Exercise task: Every entry needs to be printed exactly, please.

[Figure content listings]
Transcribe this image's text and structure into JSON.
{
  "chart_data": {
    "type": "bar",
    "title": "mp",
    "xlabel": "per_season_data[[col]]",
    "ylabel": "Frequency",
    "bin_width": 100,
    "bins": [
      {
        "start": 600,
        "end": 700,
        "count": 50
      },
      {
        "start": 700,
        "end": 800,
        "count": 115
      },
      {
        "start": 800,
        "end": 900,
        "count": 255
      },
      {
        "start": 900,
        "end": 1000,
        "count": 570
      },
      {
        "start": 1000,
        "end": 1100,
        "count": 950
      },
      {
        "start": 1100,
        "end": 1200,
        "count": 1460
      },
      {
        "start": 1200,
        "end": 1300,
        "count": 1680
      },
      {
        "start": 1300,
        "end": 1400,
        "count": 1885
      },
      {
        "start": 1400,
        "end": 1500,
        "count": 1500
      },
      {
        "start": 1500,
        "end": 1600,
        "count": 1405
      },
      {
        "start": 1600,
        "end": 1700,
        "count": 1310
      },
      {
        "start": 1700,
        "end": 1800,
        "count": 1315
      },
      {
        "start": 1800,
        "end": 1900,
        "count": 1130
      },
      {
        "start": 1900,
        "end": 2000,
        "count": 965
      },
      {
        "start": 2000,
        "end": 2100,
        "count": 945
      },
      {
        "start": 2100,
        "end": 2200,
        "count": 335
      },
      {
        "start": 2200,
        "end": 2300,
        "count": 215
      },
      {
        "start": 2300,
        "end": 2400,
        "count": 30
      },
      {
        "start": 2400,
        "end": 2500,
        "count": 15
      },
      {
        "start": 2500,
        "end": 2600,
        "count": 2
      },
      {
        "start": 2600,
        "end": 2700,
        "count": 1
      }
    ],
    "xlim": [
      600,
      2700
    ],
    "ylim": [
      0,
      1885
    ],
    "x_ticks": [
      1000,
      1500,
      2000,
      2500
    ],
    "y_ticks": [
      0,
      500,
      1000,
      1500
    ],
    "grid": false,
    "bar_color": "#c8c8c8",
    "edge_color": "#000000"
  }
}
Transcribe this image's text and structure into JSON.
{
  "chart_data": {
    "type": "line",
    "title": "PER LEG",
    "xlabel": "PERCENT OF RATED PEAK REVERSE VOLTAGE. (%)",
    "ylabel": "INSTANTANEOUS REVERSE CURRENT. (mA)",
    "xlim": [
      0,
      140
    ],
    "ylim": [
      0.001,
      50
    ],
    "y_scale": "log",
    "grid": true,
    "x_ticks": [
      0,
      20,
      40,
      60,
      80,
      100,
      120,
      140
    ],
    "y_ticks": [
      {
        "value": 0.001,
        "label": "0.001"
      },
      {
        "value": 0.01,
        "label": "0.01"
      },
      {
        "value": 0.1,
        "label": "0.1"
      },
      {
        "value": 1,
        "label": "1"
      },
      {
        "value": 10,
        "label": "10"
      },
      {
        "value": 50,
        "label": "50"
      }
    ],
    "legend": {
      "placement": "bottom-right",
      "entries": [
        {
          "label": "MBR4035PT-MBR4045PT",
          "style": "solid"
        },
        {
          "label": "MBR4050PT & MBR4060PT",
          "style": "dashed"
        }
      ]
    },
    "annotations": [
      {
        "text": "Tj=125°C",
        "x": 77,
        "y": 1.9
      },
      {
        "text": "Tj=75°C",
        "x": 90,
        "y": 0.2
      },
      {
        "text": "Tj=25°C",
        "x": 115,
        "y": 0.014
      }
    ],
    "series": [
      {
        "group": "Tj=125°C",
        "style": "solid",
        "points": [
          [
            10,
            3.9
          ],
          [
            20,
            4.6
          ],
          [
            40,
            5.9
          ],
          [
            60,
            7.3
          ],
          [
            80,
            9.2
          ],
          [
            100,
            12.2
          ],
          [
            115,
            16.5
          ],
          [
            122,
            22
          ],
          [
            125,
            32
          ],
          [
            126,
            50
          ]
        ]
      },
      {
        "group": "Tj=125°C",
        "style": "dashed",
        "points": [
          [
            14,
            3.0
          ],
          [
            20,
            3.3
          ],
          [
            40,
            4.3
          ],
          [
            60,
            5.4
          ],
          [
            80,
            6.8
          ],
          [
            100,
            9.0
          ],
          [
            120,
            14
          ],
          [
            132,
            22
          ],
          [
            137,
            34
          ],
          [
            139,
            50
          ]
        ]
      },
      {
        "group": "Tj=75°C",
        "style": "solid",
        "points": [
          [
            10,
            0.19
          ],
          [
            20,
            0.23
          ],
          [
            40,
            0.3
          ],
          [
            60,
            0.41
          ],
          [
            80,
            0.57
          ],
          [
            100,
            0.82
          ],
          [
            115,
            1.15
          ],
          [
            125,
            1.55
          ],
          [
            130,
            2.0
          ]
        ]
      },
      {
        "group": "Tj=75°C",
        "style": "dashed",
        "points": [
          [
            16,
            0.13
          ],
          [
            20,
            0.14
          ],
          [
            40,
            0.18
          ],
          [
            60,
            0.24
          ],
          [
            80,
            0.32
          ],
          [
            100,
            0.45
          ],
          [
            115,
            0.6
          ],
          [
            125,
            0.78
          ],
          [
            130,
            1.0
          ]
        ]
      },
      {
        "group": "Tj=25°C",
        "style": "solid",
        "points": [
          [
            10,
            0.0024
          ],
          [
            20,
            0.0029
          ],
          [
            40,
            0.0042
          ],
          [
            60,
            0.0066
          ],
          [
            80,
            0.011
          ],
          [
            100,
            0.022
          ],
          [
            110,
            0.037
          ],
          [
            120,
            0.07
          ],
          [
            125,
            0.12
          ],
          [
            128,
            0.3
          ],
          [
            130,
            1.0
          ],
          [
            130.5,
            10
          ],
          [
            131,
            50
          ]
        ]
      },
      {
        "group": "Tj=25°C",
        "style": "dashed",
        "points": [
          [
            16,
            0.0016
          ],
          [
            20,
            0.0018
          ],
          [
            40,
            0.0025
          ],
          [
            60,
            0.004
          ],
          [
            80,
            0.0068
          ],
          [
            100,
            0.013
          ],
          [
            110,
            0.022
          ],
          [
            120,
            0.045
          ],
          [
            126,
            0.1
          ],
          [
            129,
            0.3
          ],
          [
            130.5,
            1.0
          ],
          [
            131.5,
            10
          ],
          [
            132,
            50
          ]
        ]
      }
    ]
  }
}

Solved exercise:
Transcribe this image's text and structure into JSON.
{
  "chart_data": {
    "type": "bar",
    "title": "mp",
    "xlabel": "per_season_data[[col]]",
    "ylabel": "Frequency",
    "bin_width": 100,
    "bins": [
      {
        "start": 600,
        "end": 700,
        "count": 50
      },
      {
        "start": 700,
        "end": 800,
        "count": 115
      },
      {
        "start": 800,
        "end": 900,
        "count": 255
      },
      {
        "start": 900,
        "end": 1000,
        "count": 570
      },
      {
        "start": 1000,
        "end": 1100,
        "count": 950
      },
      {
        "start": 1100,
        "end": 1200,
        "count": 1460
      },
      {
        "start": 1200,
        "end": 1300,
        "count": 1680
      },
      {
        "start": 1300,
        "end": 1400,
        "count": 1885
      },
      {
        "start": 1400,
        "end": 1500,
        "count": 1500
      },
      {
        "start": 1500,
        "end": 1600,
        "count": 1405
      },
      {
        "start": 1600,
        "end": 1700,
        "count": 1310
      },
      {
        "start": 1700,
        "end": 1800,
        "count": 1315
      },
      {
        "start": 1800,
        "end": 1900,
        "count": 1130
      },
      {
        "start": 1900,
        "end": 2000,
        "count": 965
      },
      {
        "start": 2000,
        "end": 2100,
        "count": 945
      },
      {
        "start": 2100,
        "end": 2200,
        "count": 335
      },
      {
        "start": 2200,
        "end": 2300,
        "count": 215
      },
      {
        "start": 2300,
        "end": 2400,
        "count": 30
      },
      {
        "start": 2400,
        "end": 2500,
        "count": 15
      },
      {
        "start": 2500,
        "end": 2600,
        "count": 2
      },
      {
        "start": 2600,
        "end": 2700,
        "count": 1
      }
    ],
    "xlim": [
      600,
      2700
    ],
    "ylim": [
      0,
      1885
    ],
    "x_ticks": [
      1000,
      1500,
      2000,
      2500
    ],
    "y_ticks": [
      0,
      500,
      1000,
      1500
    ],
    "grid": false,
    "bar_color": "#c8c8c8",
    "edge_color": "#000000"
  }
}
Transcribe this image's text and structure into JSON.
{
  "chart_data": {
    "type": "line",
    "title": "PER LEG",
    "xlabel": "PERCENT OF RATED PEAK REVERSE VOLTAGE. (%)",
    "ylabel": "INSTANTANEOUS REVERSE CURRENT. (mA)",
    "xlim": [
      0,
      140
    ],
    "ylim": [
      0.001,
      50
    ],
    "y_scale": "log",
    "grid": true,
    "x_ticks": [
      0,
      20,
      40,
      60,
      80,
      100,
      120,
      140
    ],
    "y_ticks": [
      {
        "value": 0.001,
        "label": "0.001"
      },
      {
        "value": 0.01,
        "label": "0.01"
      },
      {
        "value": 0.1,
        "label": "0.1"
      },
      {
        "value": 1,
        "label": "1"
      },
      {
        "value": 10,
        "label": "10"
      },
      {
        "value": 50,
        "label": "50"
      }
    ],
    "legend": {
      "placement": "bottom-right",
      "entries": [
        {
          "label": "MBR4035PT-MBR4045PT",
          "style": "solid"
        },
        {
          "label": "MBR4050PT & MBR4060PT",
          "style": "dashed"
        }
      ]
    },
    "annotations": [
      {
        "text": "Tj=125°C",
        "x": 77,
        "y": 1.9
      },
      {
        "text": "Tj=75°C",
        "x": 90,
        "y": 0.2
      },
      {
        "text": "Tj=25°C",
        "x": 115,
        "y": 0.014
      }
    ],
    "series": [
      {
        "group": "Tj=125°C",
        "style": "solid",
        "points": [
          [
            10,
            3.9
          ],
          [
            20,
            4.6
          ],
          [
            40,
            5.9
          ],
          [
            60,
            7.3
          ],
          [
            80,
            9.2
          ],
          [
            100,
            12.2
          ],
          [
            115,
            16.5
          ],
          [
            122,
            22
          ],
          [
            125,
            32
          ],
          [
            126,
            50
          ]
        ]
      },
      {
        "group": "Tj=125°C",
        "style": "dashed",
        "points": [
          [
            14,
            3.0
          ],
          [
            20,
            3.3
          ],
          [
            40,
            4.3
          ],
          [
            60,
            5.4
          ],
          [
            80,
            6.8
          ],
          [
            100,
            9.0
          ],
          [
            120,
            14
          ],
          [
            132,
            22
          ],
          [
            137,
            34
          ],
          [
            139,
            50
          ]
        ]
      },
      {
        "group": "Tj=75°C",
        "style": "solid",
        "points": [
          [
            10,
            0.19
          ],
          [
            20,
            0.23
          ],
          [
            40,
            0.3
          ],
          [
            60,
            0.41
          ],
          [
            80,
            0.57
          ],
          [
            100,
            0.82
          ],
          [
            115,
            1.15
          ],
          [
            125,
            1.55
          ],
          [
            130,
            2.0
          ]
        ]
      },
      {
        "group": "Tj=75°C",
        "style": "dashed",
        "points": [
          [
            16,
            0.13
          ],
          [
            20,
            0.14
          ],
          [
            40,
            0.18
          ],
          [
            60,
            0.24
          ],
          [
            80,
            0.32
          ],
          [
            100,
            0.45
          ],
          [
            115,
            0.6
          ],
          [
            125,
            0.78
          ],
          [
            130,
            1.0
          ]
        ]
      },
      {
        "group": "Tj=25°C",
        "style": "solid",
        "points": [
          [
            10,
            0.0024
          ],
          [
            20,
            0.0029
          ],
          [
            40,
            0.0042
          ],
          [
            60,
            0.0066
          ],
          [
            80,
            0.011
          ],
          [
            100,
            0.022
          ],
          [
            110,
            0.037
          ],
          [
            120,
            0.07
          ],
          [
            125,
            0.12
          ],
          [
            128,
            0.3
          ],
          [
            130,
            1.0
          ],
          [
            130.5,
            10
          ],
          [
            131,
            50
          ]
        ]
      },
      {
        "group": "Tj=25°C",
        "style": "dashed",
        "points": [
          [
            16,
            0.0016
          ],
          [
            20,
            0.0018
          ],
          [
            40,
            0.0025
          ],
          [
            60,
            0.004
          ],
          [
            80,
            0.0068
          ],
          [
            100,
            0.013
          ],
          [
            110,
            0.022
          ],
          [
            120,
            0.045
          ],
          [
            126,
            0.1
          ],
          [
            129,
            0.3
          ],
          [
            130.5,
            1.0
          ],
          [
            131.5,
            10
          ],
          [
            132,
            50
          ]
        ]
      }
    ]
  }
}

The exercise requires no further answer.